EXERCISE MATERIAL:

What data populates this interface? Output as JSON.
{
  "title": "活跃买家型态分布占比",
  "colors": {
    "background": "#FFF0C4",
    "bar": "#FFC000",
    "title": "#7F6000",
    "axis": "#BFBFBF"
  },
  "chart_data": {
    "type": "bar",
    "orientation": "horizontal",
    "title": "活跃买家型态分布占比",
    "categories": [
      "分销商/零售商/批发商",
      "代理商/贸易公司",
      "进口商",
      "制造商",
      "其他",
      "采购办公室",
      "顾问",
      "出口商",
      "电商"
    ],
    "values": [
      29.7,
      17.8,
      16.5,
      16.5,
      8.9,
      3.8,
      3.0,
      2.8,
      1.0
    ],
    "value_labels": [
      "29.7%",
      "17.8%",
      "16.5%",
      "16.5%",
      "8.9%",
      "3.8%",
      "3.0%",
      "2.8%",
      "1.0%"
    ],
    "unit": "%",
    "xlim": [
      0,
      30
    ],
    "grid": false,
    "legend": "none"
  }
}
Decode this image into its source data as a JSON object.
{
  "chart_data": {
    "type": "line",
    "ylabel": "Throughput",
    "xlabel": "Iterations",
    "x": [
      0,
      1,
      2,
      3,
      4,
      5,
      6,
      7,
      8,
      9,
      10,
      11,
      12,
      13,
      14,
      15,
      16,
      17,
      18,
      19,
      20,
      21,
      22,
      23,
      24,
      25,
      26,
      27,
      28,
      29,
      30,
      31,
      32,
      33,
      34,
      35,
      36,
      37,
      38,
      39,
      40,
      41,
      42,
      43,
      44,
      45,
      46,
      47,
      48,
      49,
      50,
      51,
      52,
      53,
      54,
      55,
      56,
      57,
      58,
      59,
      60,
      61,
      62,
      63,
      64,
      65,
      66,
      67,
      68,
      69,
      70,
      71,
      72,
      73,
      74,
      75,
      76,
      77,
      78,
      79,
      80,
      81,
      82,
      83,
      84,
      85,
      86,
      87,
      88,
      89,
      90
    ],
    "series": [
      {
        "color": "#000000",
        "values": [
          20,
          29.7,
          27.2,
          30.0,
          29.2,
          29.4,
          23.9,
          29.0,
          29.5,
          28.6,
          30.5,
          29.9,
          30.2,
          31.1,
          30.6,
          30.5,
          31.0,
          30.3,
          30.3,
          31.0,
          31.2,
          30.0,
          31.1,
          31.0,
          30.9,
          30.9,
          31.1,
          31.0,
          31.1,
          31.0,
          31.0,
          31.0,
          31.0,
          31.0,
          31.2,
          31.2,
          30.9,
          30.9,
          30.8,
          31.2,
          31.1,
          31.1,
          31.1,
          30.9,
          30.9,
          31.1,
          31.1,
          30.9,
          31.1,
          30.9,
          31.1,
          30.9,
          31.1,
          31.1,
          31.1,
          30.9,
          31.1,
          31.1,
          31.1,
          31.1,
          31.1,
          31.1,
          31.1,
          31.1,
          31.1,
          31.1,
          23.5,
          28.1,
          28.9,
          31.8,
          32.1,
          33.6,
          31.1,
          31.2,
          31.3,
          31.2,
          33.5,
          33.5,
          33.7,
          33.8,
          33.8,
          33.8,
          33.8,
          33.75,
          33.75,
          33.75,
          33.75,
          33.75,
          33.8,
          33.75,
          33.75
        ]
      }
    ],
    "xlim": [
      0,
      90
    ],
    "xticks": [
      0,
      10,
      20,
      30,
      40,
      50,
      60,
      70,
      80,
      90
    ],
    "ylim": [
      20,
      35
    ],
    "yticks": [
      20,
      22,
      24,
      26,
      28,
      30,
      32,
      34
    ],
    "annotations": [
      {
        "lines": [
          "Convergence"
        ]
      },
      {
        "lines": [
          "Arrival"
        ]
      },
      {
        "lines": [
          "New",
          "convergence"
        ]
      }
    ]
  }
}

AIM:
Return every line above in which the string "活跃买家型态分布占比" occurs.

RESPONSE:
  "title": "活跃买家型态分布占比",
    "title": "活跃买家型态分布占比",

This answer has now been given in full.